▶ [Region boundary data]
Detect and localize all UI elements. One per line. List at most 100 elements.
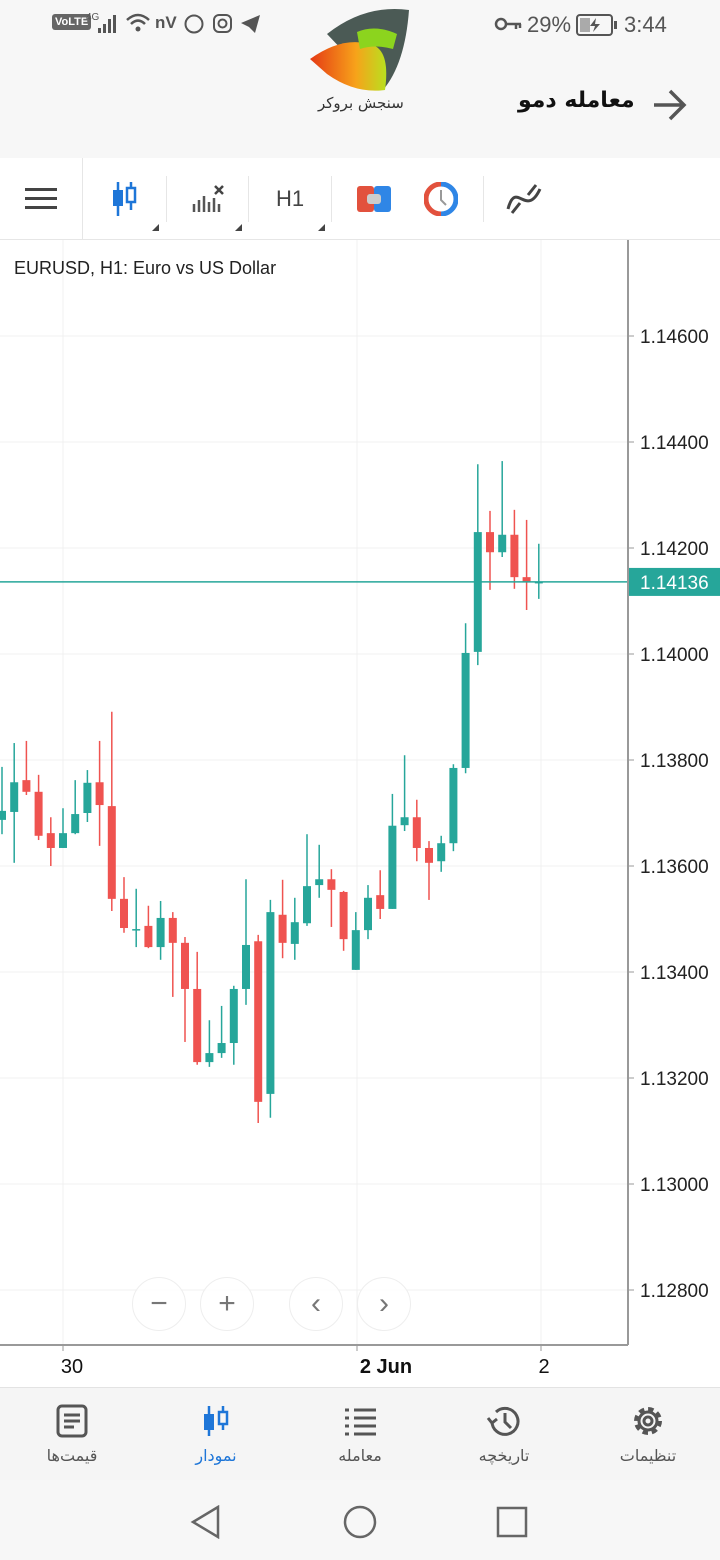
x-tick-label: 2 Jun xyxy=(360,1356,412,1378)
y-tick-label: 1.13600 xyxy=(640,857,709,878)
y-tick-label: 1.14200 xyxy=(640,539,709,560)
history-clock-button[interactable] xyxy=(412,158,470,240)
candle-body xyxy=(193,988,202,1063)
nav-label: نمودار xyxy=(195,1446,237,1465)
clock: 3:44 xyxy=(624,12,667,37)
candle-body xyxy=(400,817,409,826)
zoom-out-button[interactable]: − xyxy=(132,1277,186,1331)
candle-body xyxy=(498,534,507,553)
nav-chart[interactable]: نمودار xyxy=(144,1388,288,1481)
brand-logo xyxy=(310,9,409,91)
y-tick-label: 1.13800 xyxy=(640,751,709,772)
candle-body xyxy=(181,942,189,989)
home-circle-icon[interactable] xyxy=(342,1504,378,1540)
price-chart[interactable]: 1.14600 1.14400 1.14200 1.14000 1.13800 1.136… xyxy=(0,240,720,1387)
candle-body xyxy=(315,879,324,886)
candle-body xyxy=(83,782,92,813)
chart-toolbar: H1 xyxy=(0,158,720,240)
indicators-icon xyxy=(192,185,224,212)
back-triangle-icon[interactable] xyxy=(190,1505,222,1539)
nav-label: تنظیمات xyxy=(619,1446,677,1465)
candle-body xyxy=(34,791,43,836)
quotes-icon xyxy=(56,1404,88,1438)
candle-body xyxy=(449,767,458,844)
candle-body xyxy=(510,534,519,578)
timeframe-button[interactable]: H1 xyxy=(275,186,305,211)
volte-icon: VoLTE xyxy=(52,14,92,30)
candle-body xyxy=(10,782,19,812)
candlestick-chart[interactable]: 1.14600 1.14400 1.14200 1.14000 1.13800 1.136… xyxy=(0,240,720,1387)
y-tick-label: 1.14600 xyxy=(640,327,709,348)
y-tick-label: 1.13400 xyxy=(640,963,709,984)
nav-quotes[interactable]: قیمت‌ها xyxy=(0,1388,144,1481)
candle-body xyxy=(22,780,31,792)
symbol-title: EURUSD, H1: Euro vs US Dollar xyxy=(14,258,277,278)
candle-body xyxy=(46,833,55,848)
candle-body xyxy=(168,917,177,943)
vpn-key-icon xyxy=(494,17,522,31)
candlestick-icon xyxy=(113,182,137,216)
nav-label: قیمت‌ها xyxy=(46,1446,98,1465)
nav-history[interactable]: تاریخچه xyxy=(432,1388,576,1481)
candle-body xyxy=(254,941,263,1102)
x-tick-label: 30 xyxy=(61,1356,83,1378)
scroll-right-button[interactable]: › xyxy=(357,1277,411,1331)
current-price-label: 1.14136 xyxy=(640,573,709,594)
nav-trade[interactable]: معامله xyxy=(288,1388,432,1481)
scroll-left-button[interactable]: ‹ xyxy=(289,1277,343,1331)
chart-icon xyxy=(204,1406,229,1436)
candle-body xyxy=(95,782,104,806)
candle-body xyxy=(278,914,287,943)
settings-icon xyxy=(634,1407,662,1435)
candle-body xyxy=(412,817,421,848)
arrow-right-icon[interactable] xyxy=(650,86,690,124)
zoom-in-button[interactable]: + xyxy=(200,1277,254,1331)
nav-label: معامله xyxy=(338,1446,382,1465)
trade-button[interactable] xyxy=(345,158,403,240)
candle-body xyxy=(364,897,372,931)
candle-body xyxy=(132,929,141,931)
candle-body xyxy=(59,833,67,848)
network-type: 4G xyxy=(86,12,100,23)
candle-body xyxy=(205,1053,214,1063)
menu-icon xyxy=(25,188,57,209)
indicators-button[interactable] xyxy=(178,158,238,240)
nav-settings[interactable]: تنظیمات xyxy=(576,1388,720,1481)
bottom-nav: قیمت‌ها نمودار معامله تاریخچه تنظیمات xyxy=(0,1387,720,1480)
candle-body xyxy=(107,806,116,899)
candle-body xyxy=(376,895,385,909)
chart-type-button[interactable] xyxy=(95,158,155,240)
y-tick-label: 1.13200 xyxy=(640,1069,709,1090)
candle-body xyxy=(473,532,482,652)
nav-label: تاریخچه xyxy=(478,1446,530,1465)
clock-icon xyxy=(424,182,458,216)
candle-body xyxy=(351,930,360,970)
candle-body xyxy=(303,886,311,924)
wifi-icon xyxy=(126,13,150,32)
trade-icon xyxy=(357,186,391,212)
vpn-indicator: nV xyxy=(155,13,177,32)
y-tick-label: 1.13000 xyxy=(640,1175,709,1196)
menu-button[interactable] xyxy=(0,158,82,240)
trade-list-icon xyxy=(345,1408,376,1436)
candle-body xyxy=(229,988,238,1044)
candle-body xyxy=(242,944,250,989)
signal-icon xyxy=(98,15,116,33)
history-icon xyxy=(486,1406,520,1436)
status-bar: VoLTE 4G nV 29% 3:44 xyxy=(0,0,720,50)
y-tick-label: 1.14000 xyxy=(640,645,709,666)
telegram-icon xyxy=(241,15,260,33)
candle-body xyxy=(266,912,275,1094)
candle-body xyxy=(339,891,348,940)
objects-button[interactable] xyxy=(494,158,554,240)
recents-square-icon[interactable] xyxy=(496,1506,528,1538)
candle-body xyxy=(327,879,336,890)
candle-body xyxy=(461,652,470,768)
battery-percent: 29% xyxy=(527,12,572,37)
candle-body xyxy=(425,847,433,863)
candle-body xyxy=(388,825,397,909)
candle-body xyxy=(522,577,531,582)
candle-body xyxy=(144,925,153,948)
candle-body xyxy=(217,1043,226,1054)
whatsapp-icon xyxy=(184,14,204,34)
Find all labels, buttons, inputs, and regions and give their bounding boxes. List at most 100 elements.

---

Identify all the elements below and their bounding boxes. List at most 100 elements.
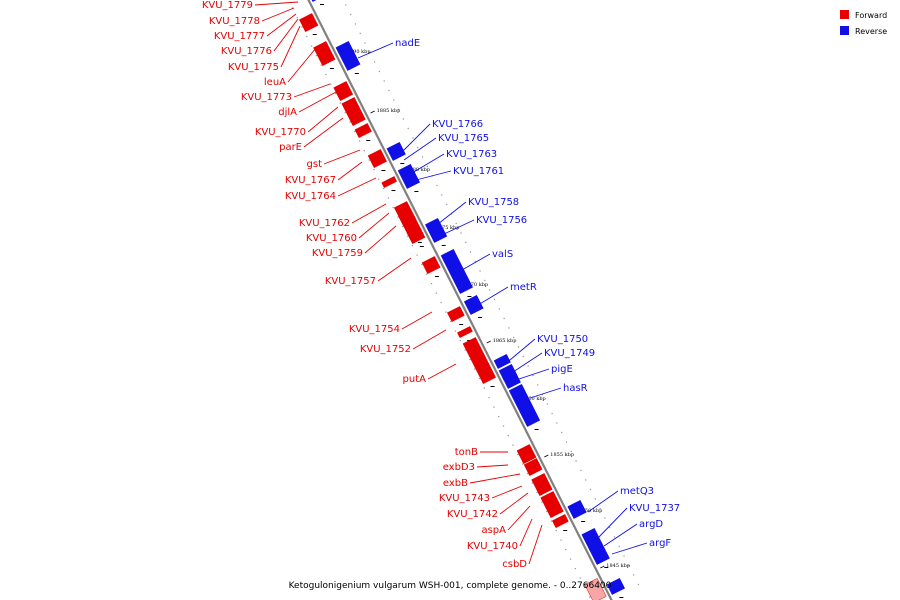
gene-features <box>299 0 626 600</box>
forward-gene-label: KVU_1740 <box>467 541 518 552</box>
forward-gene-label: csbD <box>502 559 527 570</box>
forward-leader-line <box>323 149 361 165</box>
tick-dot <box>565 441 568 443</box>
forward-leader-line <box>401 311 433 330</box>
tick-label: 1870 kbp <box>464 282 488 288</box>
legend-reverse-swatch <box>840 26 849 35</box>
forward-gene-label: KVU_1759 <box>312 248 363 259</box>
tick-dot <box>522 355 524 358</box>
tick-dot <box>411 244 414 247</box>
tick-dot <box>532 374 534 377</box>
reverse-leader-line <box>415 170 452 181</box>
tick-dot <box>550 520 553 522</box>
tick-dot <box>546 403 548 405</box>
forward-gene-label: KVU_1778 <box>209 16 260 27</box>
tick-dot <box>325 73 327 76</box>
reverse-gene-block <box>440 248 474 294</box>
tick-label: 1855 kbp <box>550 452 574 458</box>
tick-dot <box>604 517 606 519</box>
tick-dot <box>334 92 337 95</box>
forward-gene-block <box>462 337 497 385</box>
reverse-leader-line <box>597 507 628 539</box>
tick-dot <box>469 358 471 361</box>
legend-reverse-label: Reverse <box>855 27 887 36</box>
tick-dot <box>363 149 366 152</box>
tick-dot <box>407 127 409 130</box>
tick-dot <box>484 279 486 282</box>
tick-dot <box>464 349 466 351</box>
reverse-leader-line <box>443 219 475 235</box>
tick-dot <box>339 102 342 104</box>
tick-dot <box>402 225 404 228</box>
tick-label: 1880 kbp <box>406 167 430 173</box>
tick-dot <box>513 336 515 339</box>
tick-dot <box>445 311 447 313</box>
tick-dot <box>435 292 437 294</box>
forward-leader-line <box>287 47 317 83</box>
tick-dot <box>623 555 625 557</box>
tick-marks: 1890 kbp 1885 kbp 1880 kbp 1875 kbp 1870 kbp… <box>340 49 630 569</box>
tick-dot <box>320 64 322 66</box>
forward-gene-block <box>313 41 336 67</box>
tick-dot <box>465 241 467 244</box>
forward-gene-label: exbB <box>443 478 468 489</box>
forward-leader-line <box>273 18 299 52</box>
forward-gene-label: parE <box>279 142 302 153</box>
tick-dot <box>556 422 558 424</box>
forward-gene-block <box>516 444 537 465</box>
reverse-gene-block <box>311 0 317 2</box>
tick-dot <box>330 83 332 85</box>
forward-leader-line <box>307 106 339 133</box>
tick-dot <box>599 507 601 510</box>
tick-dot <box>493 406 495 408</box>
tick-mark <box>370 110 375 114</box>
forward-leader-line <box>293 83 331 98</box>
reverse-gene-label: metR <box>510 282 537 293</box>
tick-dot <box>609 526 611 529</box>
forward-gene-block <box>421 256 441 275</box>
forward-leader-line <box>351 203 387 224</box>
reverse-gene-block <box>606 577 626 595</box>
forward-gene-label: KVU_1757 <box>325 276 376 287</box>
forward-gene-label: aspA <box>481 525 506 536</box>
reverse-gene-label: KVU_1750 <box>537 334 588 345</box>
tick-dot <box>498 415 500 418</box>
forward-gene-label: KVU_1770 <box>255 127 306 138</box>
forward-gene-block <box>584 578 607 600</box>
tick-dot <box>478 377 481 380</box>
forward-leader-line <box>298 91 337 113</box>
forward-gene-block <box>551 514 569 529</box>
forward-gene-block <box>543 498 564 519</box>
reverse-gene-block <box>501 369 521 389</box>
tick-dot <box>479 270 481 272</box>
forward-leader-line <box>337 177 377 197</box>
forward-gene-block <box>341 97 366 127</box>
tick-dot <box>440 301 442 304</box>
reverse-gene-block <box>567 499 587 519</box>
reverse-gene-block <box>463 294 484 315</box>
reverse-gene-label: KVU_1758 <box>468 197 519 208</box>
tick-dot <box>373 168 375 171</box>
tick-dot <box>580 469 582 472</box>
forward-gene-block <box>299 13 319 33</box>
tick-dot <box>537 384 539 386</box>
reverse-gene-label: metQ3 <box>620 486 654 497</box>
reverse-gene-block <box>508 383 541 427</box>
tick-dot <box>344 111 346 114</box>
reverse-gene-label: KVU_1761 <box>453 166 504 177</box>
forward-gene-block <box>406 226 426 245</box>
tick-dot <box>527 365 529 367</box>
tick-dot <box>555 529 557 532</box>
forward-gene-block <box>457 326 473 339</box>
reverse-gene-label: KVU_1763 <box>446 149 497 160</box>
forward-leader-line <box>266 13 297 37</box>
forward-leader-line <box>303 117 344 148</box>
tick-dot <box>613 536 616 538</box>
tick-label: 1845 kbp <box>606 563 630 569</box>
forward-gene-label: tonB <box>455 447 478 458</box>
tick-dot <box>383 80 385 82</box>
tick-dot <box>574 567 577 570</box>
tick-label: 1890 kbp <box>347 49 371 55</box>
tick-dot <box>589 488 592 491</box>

==

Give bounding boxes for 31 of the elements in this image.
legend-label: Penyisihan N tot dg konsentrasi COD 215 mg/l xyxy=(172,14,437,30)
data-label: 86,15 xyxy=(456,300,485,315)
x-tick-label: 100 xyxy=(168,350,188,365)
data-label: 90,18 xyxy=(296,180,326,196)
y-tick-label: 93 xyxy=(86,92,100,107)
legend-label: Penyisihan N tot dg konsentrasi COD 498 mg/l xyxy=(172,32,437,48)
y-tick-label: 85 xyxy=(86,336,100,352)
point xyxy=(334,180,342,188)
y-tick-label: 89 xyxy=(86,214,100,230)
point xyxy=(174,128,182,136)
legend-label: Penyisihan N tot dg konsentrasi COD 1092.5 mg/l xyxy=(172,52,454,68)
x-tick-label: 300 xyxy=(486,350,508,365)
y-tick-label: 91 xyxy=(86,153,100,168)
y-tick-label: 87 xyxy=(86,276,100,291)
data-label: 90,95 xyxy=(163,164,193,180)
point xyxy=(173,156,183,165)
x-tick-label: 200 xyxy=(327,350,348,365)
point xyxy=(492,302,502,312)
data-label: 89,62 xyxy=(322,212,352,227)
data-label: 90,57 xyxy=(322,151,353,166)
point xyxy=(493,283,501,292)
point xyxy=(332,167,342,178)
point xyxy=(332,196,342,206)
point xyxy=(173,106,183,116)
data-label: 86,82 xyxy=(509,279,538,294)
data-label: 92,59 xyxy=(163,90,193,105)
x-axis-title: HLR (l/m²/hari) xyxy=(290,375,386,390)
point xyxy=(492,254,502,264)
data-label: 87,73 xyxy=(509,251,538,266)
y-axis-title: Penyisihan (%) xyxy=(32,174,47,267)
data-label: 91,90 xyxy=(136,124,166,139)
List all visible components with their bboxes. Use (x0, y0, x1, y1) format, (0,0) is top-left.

▶ [Set problem] Set down the lines above, from the one containing "x-tick-label: 2 Jun xyxy=(360,1356,412,1378)" through the one containing "zoom-out-button[interactable]: − xyxy=(132,1277,186,1331)", without changing a character.

▶ [Answer to the task]
x-tick-label: 2 Jun xyxy=(360,1356,412,1378)
y-tick-label: 1.13600 xyxy=(640,857,709,878)
y-tick-label: 1.14200 xyxy=(640,539,709,560)
history-clock-button[interactable] xyxy=(412,158,470,240)
candle-body xyxy=(193,988,202,1063)
nav-label: نمودار xyxy=(195,1446,237,1465)
clock: 3:44 xyxy=(624,12,667,37)
candle-body xyxy=(400,817,409,826)
zoom-out-button[interactable]: − xyxy=(132,1277,186,1331)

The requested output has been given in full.